### GIVEN INSTRUCTION
Retype the data that follows line by line, exactly, and leave its pictures out.

———

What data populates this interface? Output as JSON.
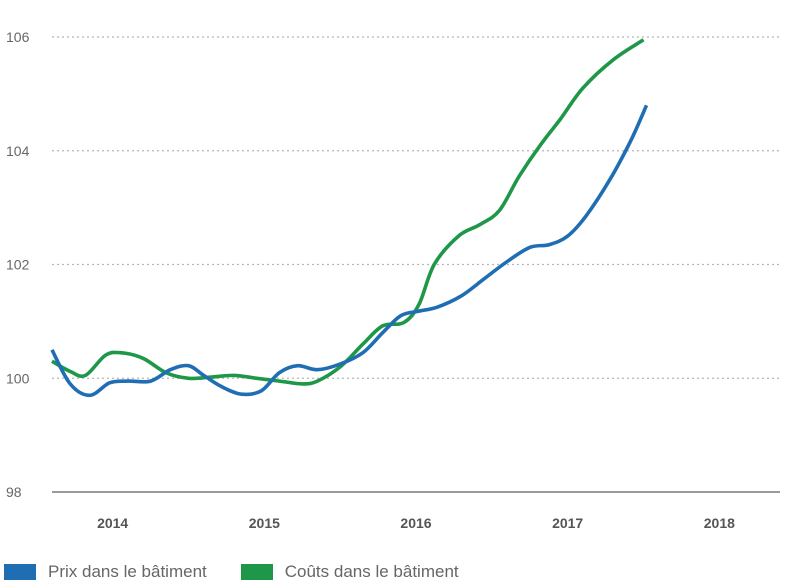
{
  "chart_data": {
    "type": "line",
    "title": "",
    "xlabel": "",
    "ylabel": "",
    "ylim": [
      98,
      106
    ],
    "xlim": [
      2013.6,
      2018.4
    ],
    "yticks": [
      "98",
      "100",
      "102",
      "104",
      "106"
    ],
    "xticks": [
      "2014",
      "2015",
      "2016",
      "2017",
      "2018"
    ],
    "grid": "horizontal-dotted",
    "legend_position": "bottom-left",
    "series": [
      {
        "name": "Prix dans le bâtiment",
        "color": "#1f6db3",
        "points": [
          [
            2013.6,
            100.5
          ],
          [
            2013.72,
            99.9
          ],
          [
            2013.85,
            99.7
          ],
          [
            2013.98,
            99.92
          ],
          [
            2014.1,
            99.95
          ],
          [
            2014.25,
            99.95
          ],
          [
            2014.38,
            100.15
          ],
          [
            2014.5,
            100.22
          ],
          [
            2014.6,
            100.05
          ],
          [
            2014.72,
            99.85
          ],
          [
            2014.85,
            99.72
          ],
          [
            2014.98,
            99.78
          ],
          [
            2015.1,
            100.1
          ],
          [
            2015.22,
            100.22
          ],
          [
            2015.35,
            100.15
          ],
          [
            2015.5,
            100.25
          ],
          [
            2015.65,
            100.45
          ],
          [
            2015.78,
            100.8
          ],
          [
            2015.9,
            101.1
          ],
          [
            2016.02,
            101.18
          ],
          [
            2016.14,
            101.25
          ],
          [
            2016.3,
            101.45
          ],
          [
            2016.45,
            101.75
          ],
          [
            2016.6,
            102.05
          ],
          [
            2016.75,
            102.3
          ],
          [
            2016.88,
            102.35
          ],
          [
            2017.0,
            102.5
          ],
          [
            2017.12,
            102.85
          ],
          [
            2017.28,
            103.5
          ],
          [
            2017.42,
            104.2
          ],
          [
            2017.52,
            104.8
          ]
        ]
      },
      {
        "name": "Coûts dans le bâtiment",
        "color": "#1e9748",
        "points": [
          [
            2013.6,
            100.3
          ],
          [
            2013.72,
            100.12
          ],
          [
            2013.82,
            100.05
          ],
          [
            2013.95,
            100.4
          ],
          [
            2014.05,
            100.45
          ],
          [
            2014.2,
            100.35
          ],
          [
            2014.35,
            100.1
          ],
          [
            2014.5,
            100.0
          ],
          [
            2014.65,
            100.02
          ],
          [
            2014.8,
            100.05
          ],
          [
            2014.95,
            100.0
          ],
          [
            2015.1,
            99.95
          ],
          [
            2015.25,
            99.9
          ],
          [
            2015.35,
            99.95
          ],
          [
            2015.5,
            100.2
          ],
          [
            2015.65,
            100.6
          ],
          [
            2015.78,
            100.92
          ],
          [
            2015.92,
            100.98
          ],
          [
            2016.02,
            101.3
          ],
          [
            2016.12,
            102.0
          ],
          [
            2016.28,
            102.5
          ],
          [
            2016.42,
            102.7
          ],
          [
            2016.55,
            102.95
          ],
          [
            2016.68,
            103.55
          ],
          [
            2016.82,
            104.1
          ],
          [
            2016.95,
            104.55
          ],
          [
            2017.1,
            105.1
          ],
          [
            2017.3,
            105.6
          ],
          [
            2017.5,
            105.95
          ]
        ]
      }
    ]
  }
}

———

### ANSWER TO THIS TASK
What data populates this interface? Output as JSON.
{
  "chart_data": {
    "type": "line",
    "title": "",
    "xlabel": "",
    "ylabel": "",
    "ylim": [
      98,
      106
    ],
    "xlim": [
      2013.6,
      2018.4
    ],
    "yticks": [
      "98",
      "100",
      "102",
      "104",
      "106"
    ],
    "xticks": [
      "2014",
      "2015",
      "2016",
      "2017",
      "2018"
    ],
    "grid": "horizontal-dotted",
    "legend_position": "bottom-left",
    "series": [
      {
        "name": "Prix dans le bâtiment",
        "color": "#1f6db3",
        "points": [
          [
            2013.6,
            100.5
          ],
          [
            2013.72,
            99.9
          ],
          [
            2013.85,
            99.7
          ],
          [
            2013.98,
            99.92
          ],
          [
            2014.1,
            99.95
          ],
          [
            2014.25,
            99.95
          ],
          [
            2014.38,
            100.15
          ],
          [
            2014.5,
            100.22
          ],
          [
            2014.6,
            100.05
          ],
          [
            2014.72,
            99.85
          ],
          [
            2014.85,
            99.72
          ],
          [
            2014.98,
            99.78
          ],
          [
            2015.1,
            100.1
          ],
          [
            2015.22,
            100.22
          ],
          [
            2015.35,
            100.15
          ],
          [
            2015.5,
            100.25
          ],
          [
            2015.65,
            100.45
          ],
          [
            2015.78,
            100.8
          ],
          [
            2015.9,
            101.1
          ],
          [
            2016.02,
            101.18
          ],
          [
            2016.14,
            101.25
          ],
          [
            2016.3,
            101.45
          ],
          [
            2016.45,
            101.75
          ],
          [
            2016.6,
            102.05
          ],
          [
            2016.75,
            102.3
          ],
          [
            2016.88,
            102.35
          ],
          [
            2017.0,
            102.5
          ],
          [
            2017.12,
            102.85
          ],
          [
            2017.28,
            103.5
          ],
          [
            2017.42,
            104.2
          ],
          [
            2017.52,
            104.8
          ]
        ]
      },
      {
        "name": "Coûts dans le bâtiment",
        "color": "#1e9748",
        "points": [
          [
            2013.6,
            100.3
          ],
          [
            2013.72,
            100.12
          ],
          [
            2013.82,
            100.05
          ],
          [
            2013.95,
            100.4
          ],
          [
            2014.05,
            100.45
          ],
          [
            2014.2,
            100.35
          ],
          [
            2014.35,
            100.1
          ],
          [
            2014.5,
            100.0
          ],
          [
            2014.65,
            100.02
          ],
          [
            2014.8,
            100.05
          ],
          [
            2014.95,
            100.0
          ],
          [
            2015.1,
            99.95
          ],
          [
            2015.25,
            99.9
          ],
          [
            2015.35,
            99.95
          ],
          [
            2015.5,
            100.2
          ],
          [
            2015.65,
            100.6
          ],
          [
            2015.78,
            100.92
          ],
          [
            2015.92,
            100.98
          ],
          [
            2016.02,
            101.3
          ],
          [
            2016.12,
            102.0
          ],
          [
            2016.28,
            102.5
          ],
          [
            2016.42,
            102.7
          ],
          [
            2016.55,
            102.95
          ],
          [
            2016.68,
            103.55
          ],
          [
            2016.82,
            104.1
          ],
          [
            2016.95,
            104.55
          ],
          [
            2017.1,
            105.1
          ],
          [
            2017.3,
            105.6
          ],
          [
            2017.5,
            105.95
          ]
        ]
      }
    ]
  }
}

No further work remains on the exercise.